*Stored records:*
=====
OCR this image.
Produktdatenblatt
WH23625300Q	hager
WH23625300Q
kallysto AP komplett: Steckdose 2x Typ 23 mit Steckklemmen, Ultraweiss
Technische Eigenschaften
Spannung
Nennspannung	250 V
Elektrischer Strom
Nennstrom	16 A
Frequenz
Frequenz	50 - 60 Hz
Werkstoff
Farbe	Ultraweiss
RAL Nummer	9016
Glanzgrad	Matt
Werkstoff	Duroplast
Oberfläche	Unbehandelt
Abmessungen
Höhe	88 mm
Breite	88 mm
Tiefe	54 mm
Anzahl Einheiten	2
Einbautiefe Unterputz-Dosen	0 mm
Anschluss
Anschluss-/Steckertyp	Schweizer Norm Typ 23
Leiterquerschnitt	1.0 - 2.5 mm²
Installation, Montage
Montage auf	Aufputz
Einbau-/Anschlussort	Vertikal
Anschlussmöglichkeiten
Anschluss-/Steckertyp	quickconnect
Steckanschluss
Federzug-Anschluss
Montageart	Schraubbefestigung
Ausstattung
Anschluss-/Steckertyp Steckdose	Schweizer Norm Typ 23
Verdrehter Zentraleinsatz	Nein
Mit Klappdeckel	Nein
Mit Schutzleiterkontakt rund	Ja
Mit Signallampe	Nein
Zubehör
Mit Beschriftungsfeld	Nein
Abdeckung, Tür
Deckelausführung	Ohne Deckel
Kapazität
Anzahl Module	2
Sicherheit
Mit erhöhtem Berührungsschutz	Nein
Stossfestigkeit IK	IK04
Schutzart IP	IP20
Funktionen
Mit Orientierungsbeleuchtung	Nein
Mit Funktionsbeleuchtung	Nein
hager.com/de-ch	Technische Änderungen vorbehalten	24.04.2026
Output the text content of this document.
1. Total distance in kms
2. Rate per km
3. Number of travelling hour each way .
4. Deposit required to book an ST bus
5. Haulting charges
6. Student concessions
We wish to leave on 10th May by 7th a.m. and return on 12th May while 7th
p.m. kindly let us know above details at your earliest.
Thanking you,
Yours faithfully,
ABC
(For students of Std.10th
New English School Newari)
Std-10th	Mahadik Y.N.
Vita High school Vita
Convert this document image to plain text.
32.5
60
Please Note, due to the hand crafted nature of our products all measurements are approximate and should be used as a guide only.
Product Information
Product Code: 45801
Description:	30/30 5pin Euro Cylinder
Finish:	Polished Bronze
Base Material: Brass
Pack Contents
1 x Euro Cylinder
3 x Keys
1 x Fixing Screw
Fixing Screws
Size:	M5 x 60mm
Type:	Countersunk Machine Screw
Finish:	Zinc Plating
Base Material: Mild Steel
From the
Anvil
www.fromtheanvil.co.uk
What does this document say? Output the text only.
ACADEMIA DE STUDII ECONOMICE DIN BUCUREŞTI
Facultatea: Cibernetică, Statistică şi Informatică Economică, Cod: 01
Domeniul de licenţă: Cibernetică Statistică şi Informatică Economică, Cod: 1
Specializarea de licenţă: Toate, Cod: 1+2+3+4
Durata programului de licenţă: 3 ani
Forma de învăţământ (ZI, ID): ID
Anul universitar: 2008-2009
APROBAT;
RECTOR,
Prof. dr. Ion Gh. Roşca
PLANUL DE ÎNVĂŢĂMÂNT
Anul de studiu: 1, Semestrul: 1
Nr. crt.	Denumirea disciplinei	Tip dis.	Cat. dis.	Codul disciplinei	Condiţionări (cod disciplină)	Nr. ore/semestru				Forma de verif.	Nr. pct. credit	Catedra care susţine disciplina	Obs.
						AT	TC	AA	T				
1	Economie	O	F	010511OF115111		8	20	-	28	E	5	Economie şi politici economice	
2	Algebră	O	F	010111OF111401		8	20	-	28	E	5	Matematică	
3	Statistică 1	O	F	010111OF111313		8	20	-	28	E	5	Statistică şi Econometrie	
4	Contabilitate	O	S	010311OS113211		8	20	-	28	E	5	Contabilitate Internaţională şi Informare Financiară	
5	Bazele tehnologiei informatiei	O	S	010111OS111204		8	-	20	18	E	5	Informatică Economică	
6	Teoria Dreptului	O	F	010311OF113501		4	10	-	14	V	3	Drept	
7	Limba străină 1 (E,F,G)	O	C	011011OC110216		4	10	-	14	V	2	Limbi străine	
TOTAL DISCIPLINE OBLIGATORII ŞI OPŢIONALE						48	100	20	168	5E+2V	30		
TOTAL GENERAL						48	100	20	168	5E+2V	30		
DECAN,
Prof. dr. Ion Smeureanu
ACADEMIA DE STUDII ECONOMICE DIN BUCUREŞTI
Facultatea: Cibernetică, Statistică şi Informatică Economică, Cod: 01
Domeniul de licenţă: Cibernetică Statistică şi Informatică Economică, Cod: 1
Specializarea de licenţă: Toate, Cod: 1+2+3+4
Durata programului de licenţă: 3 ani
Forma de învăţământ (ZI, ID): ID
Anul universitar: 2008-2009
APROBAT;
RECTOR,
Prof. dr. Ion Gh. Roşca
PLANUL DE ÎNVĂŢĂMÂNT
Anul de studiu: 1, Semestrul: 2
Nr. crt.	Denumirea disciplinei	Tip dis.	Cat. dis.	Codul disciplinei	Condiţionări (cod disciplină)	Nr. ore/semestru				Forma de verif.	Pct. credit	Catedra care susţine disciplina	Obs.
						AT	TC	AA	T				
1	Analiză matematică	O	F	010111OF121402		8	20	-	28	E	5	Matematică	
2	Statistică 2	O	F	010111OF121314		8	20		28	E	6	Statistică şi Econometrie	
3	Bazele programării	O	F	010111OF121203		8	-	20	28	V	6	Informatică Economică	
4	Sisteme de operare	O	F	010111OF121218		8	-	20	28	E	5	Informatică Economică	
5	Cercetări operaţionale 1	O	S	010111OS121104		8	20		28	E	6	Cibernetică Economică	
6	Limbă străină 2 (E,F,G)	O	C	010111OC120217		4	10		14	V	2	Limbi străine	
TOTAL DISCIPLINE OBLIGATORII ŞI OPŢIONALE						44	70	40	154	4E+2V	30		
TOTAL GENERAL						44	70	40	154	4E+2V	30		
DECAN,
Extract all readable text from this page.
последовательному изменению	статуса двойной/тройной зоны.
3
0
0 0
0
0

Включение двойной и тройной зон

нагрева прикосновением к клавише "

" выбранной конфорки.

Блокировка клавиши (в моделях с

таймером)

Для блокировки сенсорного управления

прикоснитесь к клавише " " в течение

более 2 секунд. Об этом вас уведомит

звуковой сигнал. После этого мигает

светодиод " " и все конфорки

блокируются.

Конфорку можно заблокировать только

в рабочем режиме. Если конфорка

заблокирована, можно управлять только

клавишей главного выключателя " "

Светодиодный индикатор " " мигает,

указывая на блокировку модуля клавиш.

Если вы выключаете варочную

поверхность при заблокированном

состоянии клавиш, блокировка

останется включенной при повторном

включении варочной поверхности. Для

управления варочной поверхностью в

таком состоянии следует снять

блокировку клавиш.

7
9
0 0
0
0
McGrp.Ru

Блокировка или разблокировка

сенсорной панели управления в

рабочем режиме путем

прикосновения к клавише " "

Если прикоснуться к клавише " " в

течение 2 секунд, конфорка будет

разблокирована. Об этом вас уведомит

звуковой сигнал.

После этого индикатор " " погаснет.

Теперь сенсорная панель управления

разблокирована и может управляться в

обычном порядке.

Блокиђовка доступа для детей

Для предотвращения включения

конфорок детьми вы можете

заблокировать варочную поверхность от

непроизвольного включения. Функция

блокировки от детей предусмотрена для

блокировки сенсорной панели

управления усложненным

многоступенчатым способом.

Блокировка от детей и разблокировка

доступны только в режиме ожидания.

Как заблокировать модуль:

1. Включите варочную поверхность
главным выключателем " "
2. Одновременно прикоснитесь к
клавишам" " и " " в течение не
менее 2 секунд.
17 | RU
=====
*What the exercise asks:* Using the records above, gather all lines where the string "Technische" is present.

*Solution to the problem:*
Technische Eigenschaften
hager.com/de-ch	Technische Änderungen vorbehalten	24.04.2026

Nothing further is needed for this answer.